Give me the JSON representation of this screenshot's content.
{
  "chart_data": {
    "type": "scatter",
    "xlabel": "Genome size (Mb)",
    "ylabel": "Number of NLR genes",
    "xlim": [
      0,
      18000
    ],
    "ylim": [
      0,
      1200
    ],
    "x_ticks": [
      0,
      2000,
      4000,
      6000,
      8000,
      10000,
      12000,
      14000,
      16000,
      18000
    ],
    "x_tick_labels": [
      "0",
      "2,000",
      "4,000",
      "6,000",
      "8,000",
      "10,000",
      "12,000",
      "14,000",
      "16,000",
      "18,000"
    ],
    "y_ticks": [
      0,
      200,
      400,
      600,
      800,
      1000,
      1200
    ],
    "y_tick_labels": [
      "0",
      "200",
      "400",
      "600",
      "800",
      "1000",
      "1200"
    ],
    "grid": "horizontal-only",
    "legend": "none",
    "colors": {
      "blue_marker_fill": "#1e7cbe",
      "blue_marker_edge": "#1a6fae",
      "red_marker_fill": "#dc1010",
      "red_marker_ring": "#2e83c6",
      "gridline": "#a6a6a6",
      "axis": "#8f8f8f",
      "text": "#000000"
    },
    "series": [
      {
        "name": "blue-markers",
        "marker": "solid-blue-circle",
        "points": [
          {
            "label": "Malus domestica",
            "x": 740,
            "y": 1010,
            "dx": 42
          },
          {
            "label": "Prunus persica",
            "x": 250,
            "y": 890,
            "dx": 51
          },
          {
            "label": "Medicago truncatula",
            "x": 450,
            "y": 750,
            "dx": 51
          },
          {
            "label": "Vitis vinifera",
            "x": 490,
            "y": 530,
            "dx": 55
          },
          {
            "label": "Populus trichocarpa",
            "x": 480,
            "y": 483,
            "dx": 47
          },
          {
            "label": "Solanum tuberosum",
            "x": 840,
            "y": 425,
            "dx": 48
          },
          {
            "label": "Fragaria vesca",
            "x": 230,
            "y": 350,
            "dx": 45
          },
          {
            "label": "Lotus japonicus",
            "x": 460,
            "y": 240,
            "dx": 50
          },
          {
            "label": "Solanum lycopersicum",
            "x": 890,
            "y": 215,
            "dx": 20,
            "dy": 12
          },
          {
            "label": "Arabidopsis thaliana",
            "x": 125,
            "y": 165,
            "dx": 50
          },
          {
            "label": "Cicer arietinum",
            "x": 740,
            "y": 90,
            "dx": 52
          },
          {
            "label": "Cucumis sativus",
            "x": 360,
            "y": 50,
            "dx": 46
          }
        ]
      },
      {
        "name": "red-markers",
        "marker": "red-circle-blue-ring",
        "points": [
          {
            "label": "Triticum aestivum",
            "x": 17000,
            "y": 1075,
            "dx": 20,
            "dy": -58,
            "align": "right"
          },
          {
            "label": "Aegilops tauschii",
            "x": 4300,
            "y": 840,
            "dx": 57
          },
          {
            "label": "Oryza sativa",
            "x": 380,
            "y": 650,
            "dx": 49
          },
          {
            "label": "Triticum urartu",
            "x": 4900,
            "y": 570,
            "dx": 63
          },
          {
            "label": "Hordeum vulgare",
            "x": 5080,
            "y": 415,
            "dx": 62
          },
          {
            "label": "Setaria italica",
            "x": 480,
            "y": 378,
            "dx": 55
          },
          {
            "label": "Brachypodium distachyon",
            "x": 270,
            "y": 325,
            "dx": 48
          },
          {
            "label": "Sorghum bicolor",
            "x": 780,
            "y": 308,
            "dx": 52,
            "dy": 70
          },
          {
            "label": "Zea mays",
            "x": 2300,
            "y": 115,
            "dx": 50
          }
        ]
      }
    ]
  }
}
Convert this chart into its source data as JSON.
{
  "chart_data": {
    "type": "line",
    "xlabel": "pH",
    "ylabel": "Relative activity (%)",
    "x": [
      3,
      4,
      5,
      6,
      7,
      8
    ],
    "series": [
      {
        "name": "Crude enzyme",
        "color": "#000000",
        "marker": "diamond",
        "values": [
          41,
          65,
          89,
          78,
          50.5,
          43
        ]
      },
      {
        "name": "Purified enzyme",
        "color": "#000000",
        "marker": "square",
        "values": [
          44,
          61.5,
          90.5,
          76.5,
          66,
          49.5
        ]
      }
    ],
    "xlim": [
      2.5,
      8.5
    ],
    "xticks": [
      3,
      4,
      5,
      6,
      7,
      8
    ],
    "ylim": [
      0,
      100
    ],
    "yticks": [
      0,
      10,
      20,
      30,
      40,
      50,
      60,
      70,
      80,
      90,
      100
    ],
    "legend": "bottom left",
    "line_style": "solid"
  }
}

**What the exercise asks**
Nothing but a number, please, for how many lines of the data hold "solid".

**Response to the task**
2